> Task details
Reproduce the complete listing without any deviation.

_ _ _

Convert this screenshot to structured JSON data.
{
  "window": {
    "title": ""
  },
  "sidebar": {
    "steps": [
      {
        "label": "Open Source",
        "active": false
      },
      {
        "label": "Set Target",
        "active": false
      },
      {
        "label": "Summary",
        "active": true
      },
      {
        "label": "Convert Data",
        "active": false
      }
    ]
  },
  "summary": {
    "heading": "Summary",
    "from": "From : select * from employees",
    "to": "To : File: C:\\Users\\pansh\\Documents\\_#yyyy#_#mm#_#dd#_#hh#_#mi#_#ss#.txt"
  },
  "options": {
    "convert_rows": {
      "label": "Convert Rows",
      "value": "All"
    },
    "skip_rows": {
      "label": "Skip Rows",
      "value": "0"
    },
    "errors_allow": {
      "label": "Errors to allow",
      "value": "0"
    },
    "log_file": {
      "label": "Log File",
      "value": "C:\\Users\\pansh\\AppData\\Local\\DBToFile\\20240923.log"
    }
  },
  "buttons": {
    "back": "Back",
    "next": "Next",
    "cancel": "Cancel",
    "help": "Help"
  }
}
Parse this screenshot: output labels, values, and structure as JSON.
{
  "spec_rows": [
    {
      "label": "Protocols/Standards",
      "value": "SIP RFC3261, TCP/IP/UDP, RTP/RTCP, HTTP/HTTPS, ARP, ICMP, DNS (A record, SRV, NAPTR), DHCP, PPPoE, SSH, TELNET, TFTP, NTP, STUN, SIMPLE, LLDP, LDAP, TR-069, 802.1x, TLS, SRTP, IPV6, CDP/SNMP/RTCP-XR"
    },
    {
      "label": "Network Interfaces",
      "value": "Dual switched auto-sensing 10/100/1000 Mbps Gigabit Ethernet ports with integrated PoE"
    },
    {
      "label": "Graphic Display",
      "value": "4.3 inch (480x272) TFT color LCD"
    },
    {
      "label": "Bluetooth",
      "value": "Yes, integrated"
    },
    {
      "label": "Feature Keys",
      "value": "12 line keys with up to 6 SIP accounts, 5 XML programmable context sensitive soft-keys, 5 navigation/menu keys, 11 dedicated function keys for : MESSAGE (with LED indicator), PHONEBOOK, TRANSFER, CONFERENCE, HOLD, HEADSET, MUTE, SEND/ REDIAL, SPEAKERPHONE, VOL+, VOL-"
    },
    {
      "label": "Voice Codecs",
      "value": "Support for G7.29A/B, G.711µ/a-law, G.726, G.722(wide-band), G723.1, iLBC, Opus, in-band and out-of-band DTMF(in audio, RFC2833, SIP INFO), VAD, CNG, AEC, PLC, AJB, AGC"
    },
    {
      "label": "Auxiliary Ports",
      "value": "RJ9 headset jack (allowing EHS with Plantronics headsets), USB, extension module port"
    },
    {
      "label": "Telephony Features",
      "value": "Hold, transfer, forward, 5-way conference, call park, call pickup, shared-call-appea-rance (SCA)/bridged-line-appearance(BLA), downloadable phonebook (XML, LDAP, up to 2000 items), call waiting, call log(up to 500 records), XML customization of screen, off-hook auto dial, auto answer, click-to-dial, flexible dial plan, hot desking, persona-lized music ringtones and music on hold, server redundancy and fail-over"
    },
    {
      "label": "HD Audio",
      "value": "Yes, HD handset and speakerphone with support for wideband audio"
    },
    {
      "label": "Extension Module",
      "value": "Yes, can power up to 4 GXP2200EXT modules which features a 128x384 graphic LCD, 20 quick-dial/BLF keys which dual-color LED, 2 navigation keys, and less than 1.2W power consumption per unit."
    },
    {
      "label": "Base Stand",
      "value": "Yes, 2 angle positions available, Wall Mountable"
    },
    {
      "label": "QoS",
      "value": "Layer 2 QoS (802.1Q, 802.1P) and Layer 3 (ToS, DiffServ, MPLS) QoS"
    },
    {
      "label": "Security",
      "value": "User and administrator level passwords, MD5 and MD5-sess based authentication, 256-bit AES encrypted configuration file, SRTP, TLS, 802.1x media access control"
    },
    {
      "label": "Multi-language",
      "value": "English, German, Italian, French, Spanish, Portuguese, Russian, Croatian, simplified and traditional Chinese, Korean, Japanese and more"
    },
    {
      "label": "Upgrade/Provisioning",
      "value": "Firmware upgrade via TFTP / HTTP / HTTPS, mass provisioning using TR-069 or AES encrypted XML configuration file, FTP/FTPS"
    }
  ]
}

_ _ _

> Final result
Convert this screenshot to structured JSON data.
{
  "window": {
    "title": ""
  },
  "sidebar": {
    "steps": [
      {
        "label": "Open Source",
        "active": false
      },
      {
        "label": "Set Target",
        "active": false
      },
      {
        "label": "Summary",
        "active": true
      },
      {
        "label": "Convert Data",
        "active": false
      }
    ]
  },
  "summary": {
    "heading": "Summary",
    "from": "From : select * from employees",
    "to": "To : File: C:\\Users\\pansh\\Documents\\_#yyyy#_#mm#_#dd#_#hh#_#mi#_#ss#.txt"
  },
  "options": {
    "convert_rows": {
      "label": "Convert Rows",
      "value": "All"
    },
    "skip_rows": {
      "label": "Skip Rows",
      "value": "0"
    },
    "errors_allow": {
      "label": "Errors to allow",
      "value": "0"
    },
    "log_file": {
      "label": "Log File",
      "value": "C:\\Users\\pansh\\AppData\\Local\\DBToFile\\20240923.log"
    }
  },
  "buttons": {
    "back": "Back",
    "next": "Next",
    "cancel": "Cancel",
    "help": "Help"
  }
}
Parse this screenshot: output labels, values, and structure as JSON.
{
  "spec_rows": [
    {
      "label": "Protocols/Standards",
      "value": "SIP RFC3261, TCP/IP/UDP, RTP/RTCP, HTTP/HTTPS, ARP, ICMP, DNS (A record, SRV, NAPTR), DHCP, PPPoE, SSH, TELNET, TFTP, NTP, STUN, SIMPLE, LLDP, LDAP, TR-069, 802.1x, TLS, SRTP, IPV6, CDP/SNMP/RTCP-XR"
    },
    {
      "label": "Network Interfaces",
      "value": "Dual switched auto-sensing 10/100/1000 Mbps Gigabit Ethernet ports with integrated PoE"
    },
    {
      "label": "Graphic Display",
      "value": "4.3 inch (480x272) TFT color LCD"
    },
    {
      "label": "Bluetooth",
      "value": "Yes, integrated"
    },
    {
      "label": "Feature Keys",
      "value": "12 line keys with up to 6 SIP accounts, 5 XML programmable context sensitive soft-keys, 5 navigation/menu keys, 11 dedicated function keys for : MESSAGE (with LED indicator), PHONEBOOK, TRANSFER, CONFERENCE, HOLD, HEADSET, MUTE, SEND/ REDIAL, SPEAKERPHONE, VOL+, VOL-"
    },
    {
      "label": "Voice Codecs",
      "value": "Support for G7.29A/B, G.711µ/a-law, G.726, G.722(wide-band), G723.1, iLBC, Opus, in-band and out-of-band DTMF(in audio, RFC2833, SIP INFO), VAD, CNG, AEC, PLC, AJB, AGC"
    },
    {
      "label": "Auxiliary Ports",
      "value": "RJ9 headset jack (allowing EHS with Plantronics headsets), USB, extension module port"
    },
    {
      "label": "Telephony Features",
      "value": "Hold, transfer, forward, 5-way conference, call park, call pickup, shared-call-appea-rance (SCA)/bridged-line-appearance(BLA), downloadable phonebook (XML, LDAP, up to 2000 items), call waiting, call log(up to 500 records), XML customization of screen, off-hook auto dial, auto answer, click-to-dial, flexible dial plan, hot desking, persona-lized music ringtones and music on hold, server redundancy and fail-over"
    },
    {
      "label": "HD Audio",
      "value": "Yes, HD handset and speakerphone with support for wideband audio"
    },
    {
      "label": "Extension Module",
      "value": "Yes, can power up to 4 GXP2200EXT modules which features a 128x384 graphic LCD, 20 quick-dial/BLF keys which dual-color LED, 2 navigation keys, and less than 1.2W power consumption per unit."
    },
    {
      "label": "Base Stand",
      "value": "Yes, 2 angle positions available, Wall Mountable"
    },
    {
      "label": "QoS",
      "value": "Layer 2 QoS (802.1Q, 802.1P) and Layer 3 (ToS, DiffServ, MPLS) QoS"
    },
    {
      "label": "Security",
      "value": "User and administrator level passwords, MD5 and MD5-sess based authentication, 256-bit AES encrypted configuration file, SRTP, TLS, 802.1x media access control"
    },
    {
      "label": "Multi-language",
      "value": "English, German, Italian, French, Spanish, Portuguese, Russian, Croatian, simplified and traditional Chinese, Korean, Japanese and more"
    },
    {
      "label": "Upgrade/Provisioning",
      "value": "Firmware upgrade via TFTP / HTTP / HTTPS, mass provisioning using TR-069 or AES encrypted XML configuration file, FTP/FTPS"
    }
  ]
}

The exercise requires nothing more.